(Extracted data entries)

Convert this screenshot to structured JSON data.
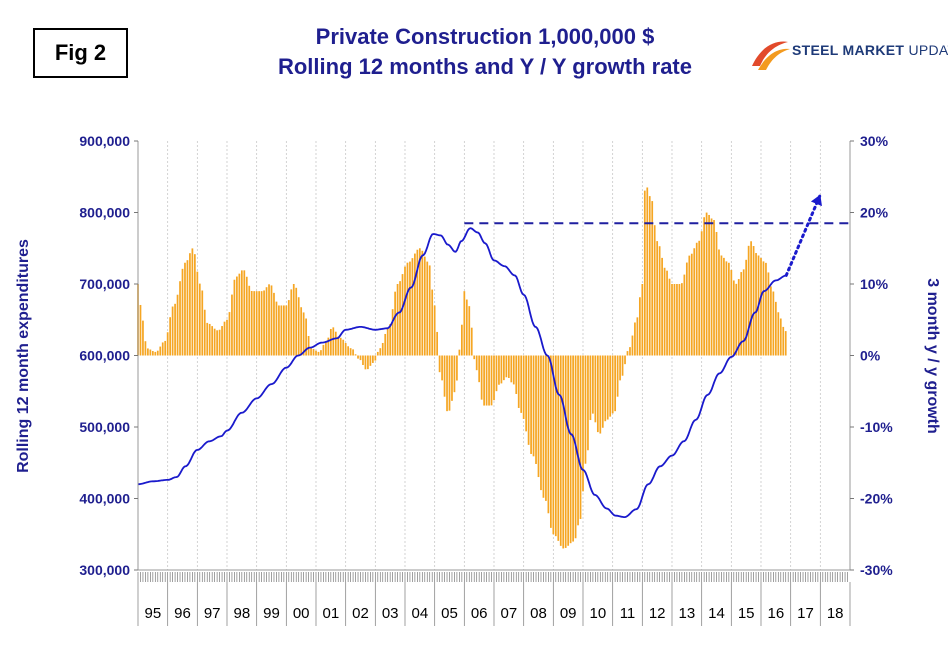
{
  "fig_label": "Fig 2",
  "logo": {
    "word1": "STEEL MARKET",
    "word2": "UPDATE",
    "colors": [
      "#e24a2b",
      "#f39a1f",
      "#1e3a78"
    ]
  },
  "chart_data": {
    "type": "bar+line",
    "title": "Private Construction 1,000,000 $",
    "subtitle": "Rolling 12 months and Y / Y growth rate",
    "ylabel_left": "Rolling 12 month expenditures",
    "ylabel_right": "3 month y / y growth",
    "left_axis": {
      "min": 300000,
      "max": 900000,
      "ticks": [
        "300,000",
        "400,000",
        "500,000",
        "600,000",
        "700,000",
        "800,000",
        "900,000"
      ]
    },
    "right_axis": {
      "min": -30,
      "max": 30,
      "ticks": [
        "-30%",
        "-20%",
        "-10%",
        "0%",
        "10%",
        "20%",
        "30%"
      ]
    },
    "x_labels": [
      "95",
      "96",
      "97",
      "98",
      "99",
      "00",
      "01",
      "02",
      "03",
      "04",
      "05",
      "06",
      "07",
      "08",
      "09",
      "10",
      "11",
      "12",
      "13",
      "14",
      "15",
      "16",
      "17",
      "18"
    ],
    "x_start_year": 1995,
    "x_end_year": 2019,
    "colors": {
      "bars": "#f5a623",
      "line": "#1a1acc",
      "axis_text": "#1f1f8f"
    },
    "bar_series": {
      "name": "3 month y/y growth (%)",
      "anchors": [
        [
          1995.0,
          10
        ],
        [
          1995.15,
          5
        ],
        [
          1995.3,
          1
        ],
        [
          1995.6,
          0.5
        ],
        [
          1995.9,
          2
        ],
        [
          1996.2,
          7
        ],
        [
          1996.6,
          13
        ],
        [
          1996.85,
          15
        ],
        [
          1997.1,
          10
        ],
        [
          1997.35,
          4.5
        ],
        [
          1997.7,
          3.5
        ],
        [
          1998.0,
          5
        ],
        [
          1998.3,
          11
        ],
        [
          1998.55,
          12
        ],
        [
          1998.85,
          9
        ],
        [
          1999.2,
          9
        ],
        [
          1999.45,
          10
        ],
        [
          1999.75,
          7
        ],
        [
          2000.0,
          7
        ],
        [
          2000.25,
          10
        ],
        [
          2000.6,
          6
        ],
        [
          2000.85,
          1
        ],
        [
          2001.1,
          0.5
        ],
        [
          2001.35,
          2
        ],
        [
          2001.55,
          4
        ],
        [
          2001.8,
          2.5
        ],
        [
          2002.2,
          1
        ],
        [
          2002.45,
          -0.5
        ],
        [
          2002.7,
          -2
        ],
        [
          2002.95,
          -1
        ],
        [
          2003.15,
          1
        ],
        [
          2003.45,
          4
        ],
        [
          2003.75,
          10
        ],
        [
          2004.1,
          13
        ],
        [
          2004.5,
          15
        ],
        [
          2004.8,
          13
        ],
        [
          2005.0,
          7
        ],
        [
          2005.2,
          -3
        ],
        [
          2005.45,
          -8
        ],
        [
          2005.7,
          -5
        ],
        [
          2005.85,
          1
        ],
        [
          2006.0,
          9
        ],
        [
          2006.15,
          7
        ],
        [
          2006.4,
          -2
        ],
        [
          2006.65,
          -7
        ],
        [
          2006.9,
          -7
        ],
        [
          2007.2,
          -4
        ],
        [
          2007.45,
          -3
        ],
        [
          2007.65,
          -4
        ],
        [
          2007.9,
          -8
        ],
        [
          2008.3,
          -14
        ],
        [
          2008.7,
          -20
        ],
        [
          2009.0,
          -25
        ],
        [
          2009.35,
          -27
        ],
        [
          2009.7,
          -26
        ],
        [
          2009.9,
          -23
        ],
        [
          2010.1,
          -15
        ],
        [
          2010.3,
          -8
        ],
        [
          2010.55,
          -11
        ],
        [
          2010.8,
          -9
        ],
        [
          2011.05,
          -8
        ],
        [
          2011.3,
          -3
        ],
        [
          2011.55,
          1
        ],
        [
          2011.8,
          5
        ],
        [
          2012.0,
          10
        ],
        [
          2012.1,
          24
        ],
        [
          2012.3,
          22
        ],
        [
          2012.5,
          16
        ],
        [
          2012.8,
          12
        ],
        [
          2013.0,
          10
        ],
        [
          2013.3,
          10
        ],
        [
          2013.6,
          14
        ],
        [
          2013.9,
          16
        ],
        [
          2014.15,
          20
        ],
        [
          2014.4,
          19
        ],
        [
          2014.65,
          14
        ],
        [
          2014.9,
          13
        ],
        [
          2015.15,
          10
        ],
        [
          2015.4,
          12
        ],
        [
          2015.65,
          16
        ],
        [
          2015.9,
          14
        ],
        [
          2016.15,
          13
        ],
        [
          2016.4,
          9
        ],
        [
          2016.6,
          6
        ],
        [
          2016.75,
          4
        ],
        [
          2016.9,
          3
        ]
      ]
    },
    "line_series": {
      "name": "Rolling 12 month expenditures ($M)",
      "anchors": [
        [
          1995.0,
          420000
        ],
        [
          1995.5,
          424000
        ],
        [
          1996.0,
          426000
        ],
        [
          1996.3,
          430000
        ],
        [
          1996.6,
          445000
        ],
        [
          1997.0,
          468000
        ],
        [
          1997.4,
          480000
        ],
        [
          1997.8,
          487000
        ],
        [
          1998.0,
          495000
        ],
        [
          1998.5,
          520000
        ],
        [
          1999.0,
          540000
        ],
        [
          1999.5,
          560000
        ],
        [
          2000.0,
          583000
        ],
        [
          2000.4,
          600000
        ],
        [
          2000.8,
          611000
        ],
        [
          2001.2,
          618000
        ],
        [
          2001.7,
          624000
        ],
        [
          2002.0,
          636000
        ],
        [
          2002.5,
          640000
        ],
        [
          2003.0,
          636000
        ],
        [
          2003.4,
          638000
        ],
        [
          2003.8,
          660000
        ],
        [
          2004.2,
          695000
        ],
        [
          2004.6,
          740000
        ],
        [
          2004.95,
          770000
        ],
        [
          2005.2,
          768000
        ],
        [
          2005.45,
          755000
        ],
        [
          2005.7,
          745000
        ],
        [
          2005.9,
          760000
        ],
        [
          2006.2,
          778000
        ],
        [
          2006.45,
          772000
        ],
        [
          2006.7,
          757000
        ],
        [
          2007.0,
          733000
        ],
        [
          2007.35,
          725000
        ],
        [
          2007.7,
          712000
        ],
        [
          2008.0,
          685000
        ],
        [
          2008.4,
          640000
        ],
        [
          2008.8,
          600000
        ],
        [
          2009.2,
          545000
        ],
        [
          2009.6,
          490000
        ],
        [
          2010.0,
          440000
        ],
        [
          2010.4,
          405000
        ],
        [
          2010.8,
          386000
        ],
        [
          2011.1,
          376000
        ],
        [
          2011.4,
          374000
        ],
        [
          2011.8,
          385000
        ],
        [
          2012.2,
          420000
        ],
        [
          2012.6,
          445000
        ],
        [
          2013.0,
          460000
        ],
        [
          2013.4,
          480000
        ],
        [
          2013.8,
          510000
        ],
        [
          2014.2,
          545000
        ],
        [
          2014.6,
          575000
        ],
        [
          2015.0,
          598000
        ],
        [
          2015.4,
          620000
        ],
        [
          2015.8,
          660000
        ],
        [
          2016.1,
          690000
        ],
        [
          2016.5,
          705000
        ],
        [
          2016.85,
          712000
        ]
      ]
    },
    "reference_line": {
      "value_pct": 18.5,
      "from_year": 2006.0,
      "to_year": 2019.0,
      "style": "dashed"
    },
    "projection": {
      "from": [
        2016.85,
        712000
      ],
      "to": [
        2018.0,
        825000
      ],
      "style": "dotted-arrow"
    }
  }
}
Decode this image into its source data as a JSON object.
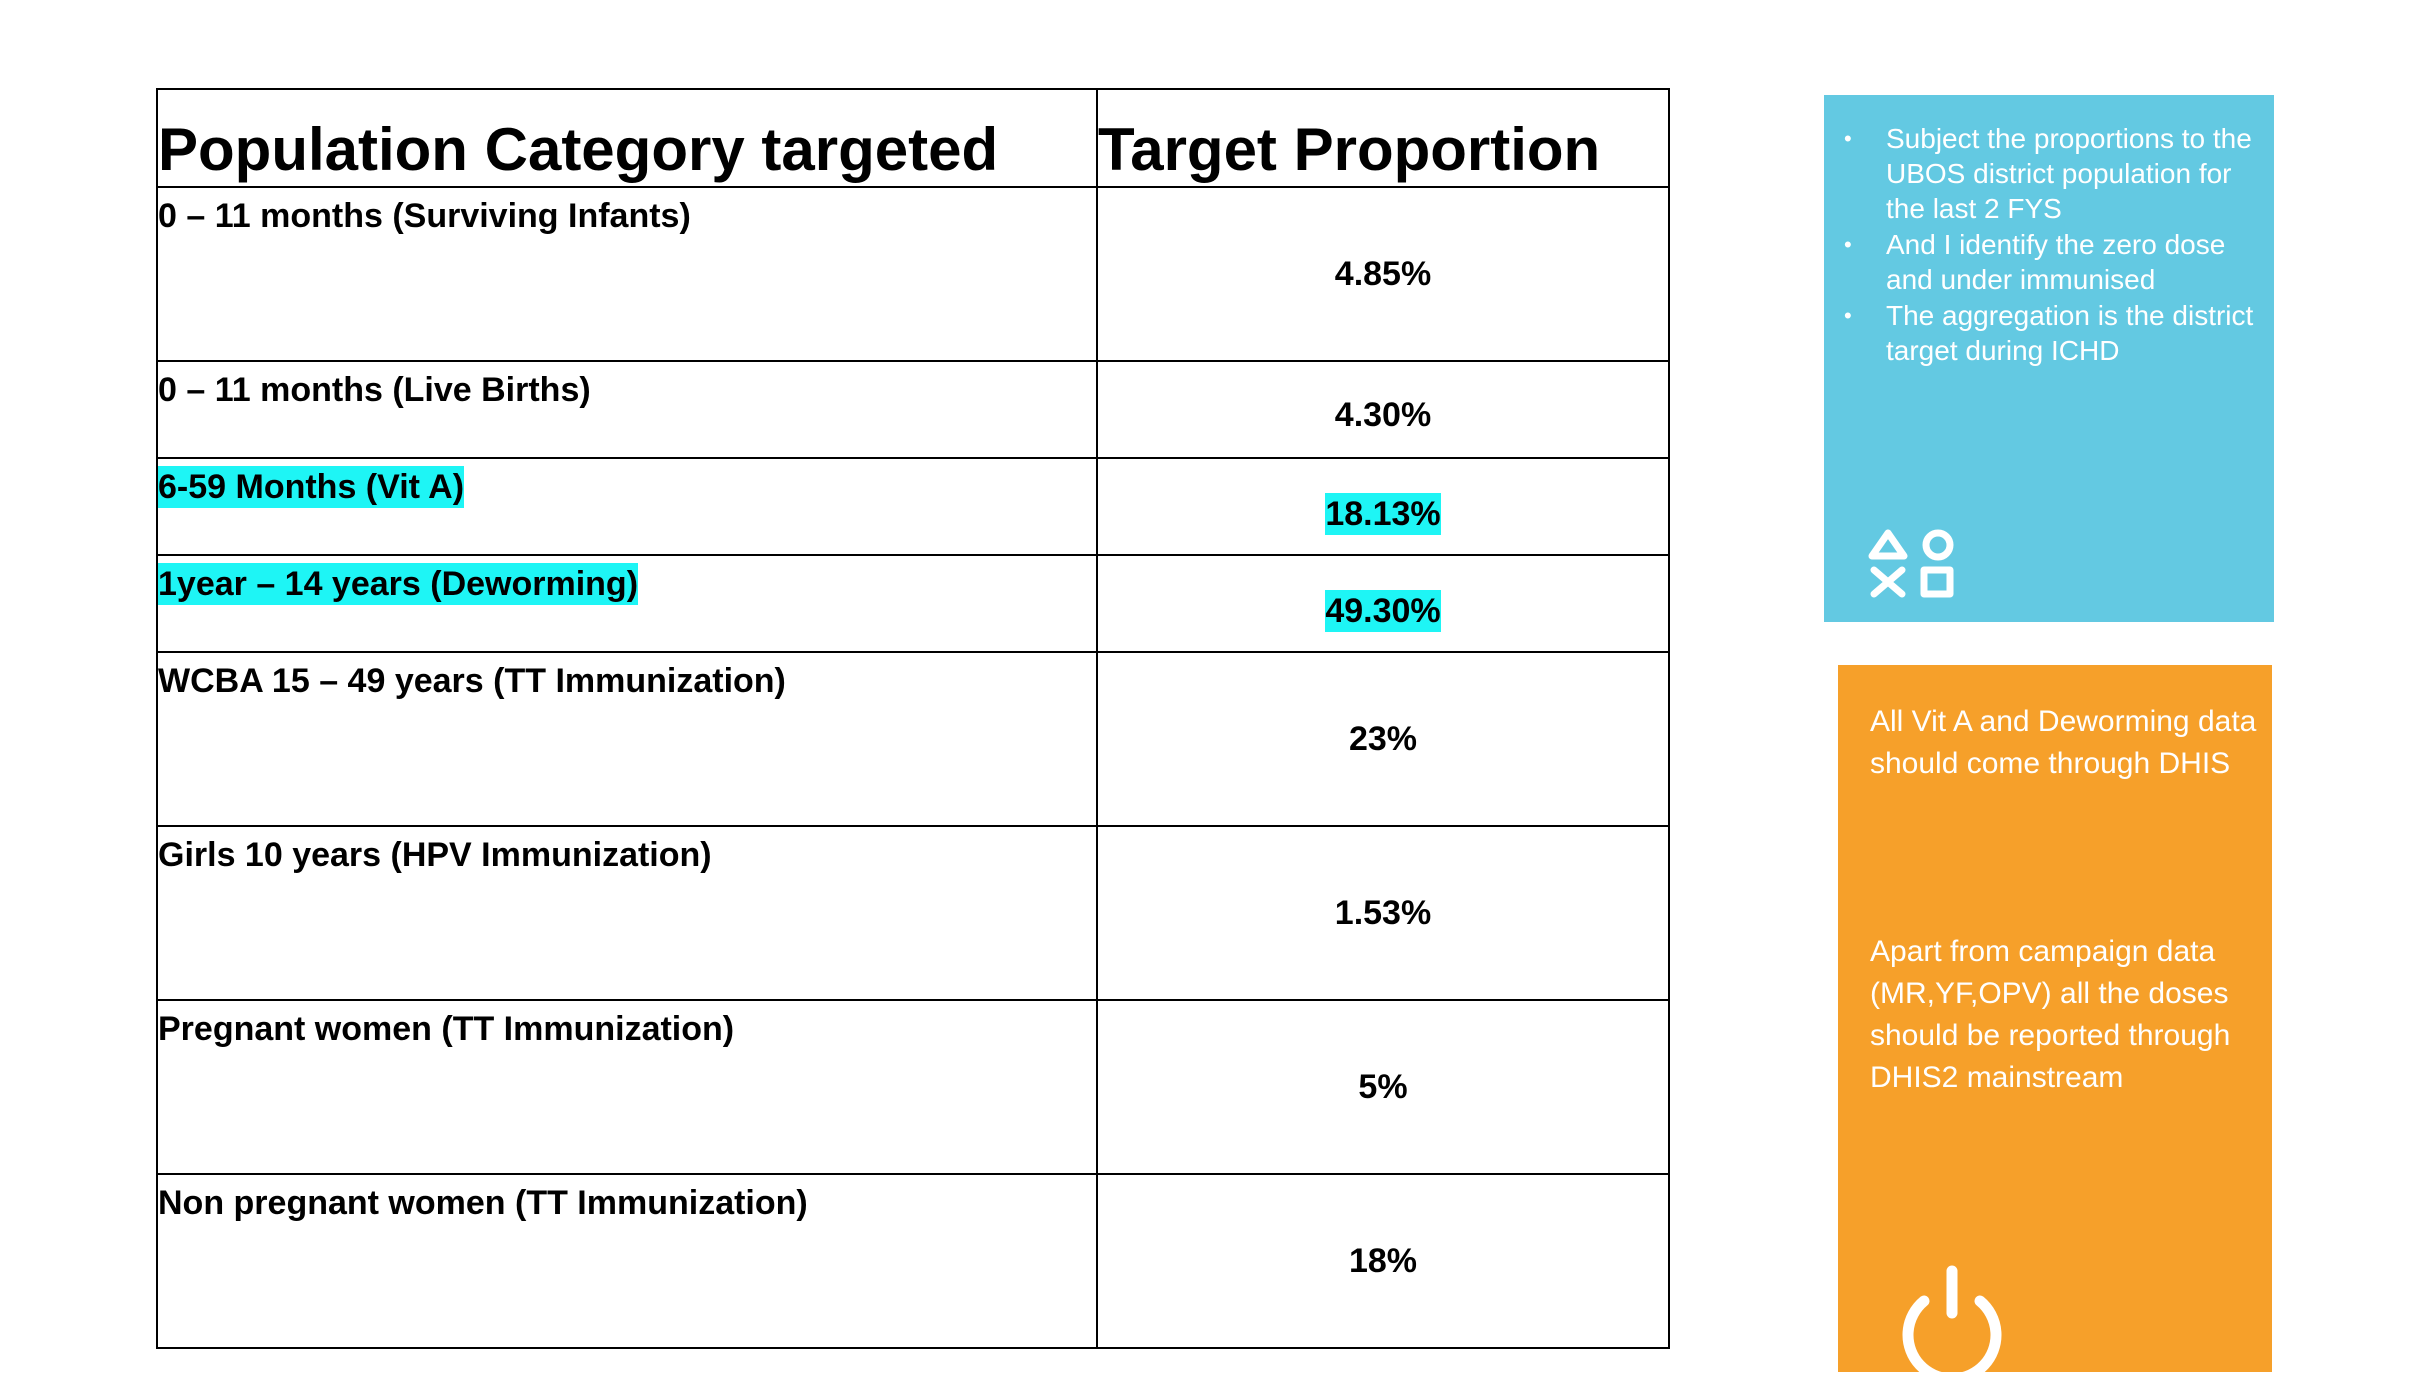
{
  "table": {
    "headers": [
      "Population Category targeted",
      "Target Proportion"
    ],
    "rows": [
      {
        "category": "0 – 11 months (Surviving Infants)",
        "proportion": "4.85%"
      },
      {
        "category": "0 – 11 months (Live Births)",
        "proportion": "4.30%"
      },
      {
        "category": "6-59 Months (Vit A)",
        "proportion": "18.13%"
      },
      {
        "category": "1year – 14 years (Deworming)",
        "proportion": "49.30%"
      },
      {
        "category": "WCBA 15 – 49 years (TT Immunization)",
        "proportion": "23%"
      },
      {
        "category": "Girls 10 years (HPV Immunization)",
        "proportion": "1.53%"
      },
      {
        "category": "Pregnant women (TT Immunization)",
        "proportion": "5%"
      },
      {
        "category": "Non pregnant women (TT Immunization)",
        "proportion": "18%"
      }
    ],
    "highlight_color": "#1ef5f5"
  },
  "blue_card": {
    "bullets": [
      "Subject the proportions to the UBOS district population for the last 2 FYS",
      "And I identify the zero dose and under immunised",
      "The aggregation is the district target during ICHD"
    ],
    "icon": "playstation-shapes-icon",
    "color": "#63c9e2"
  },
  "orange_card": {
    "paragraphs": [
      "All Vit A and Deworming data should come through DHIS",
      "Apart from campaign data (MR,YF,OPV) all the doses should be reported through DHIS2 mainstream"
    ],
    "icon": "power-icon",
    "color": "#f6a02a"
  }
}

**Task goal**
Across the entries, how many lines contain "should"? Reply with the number only.

**Written response**
2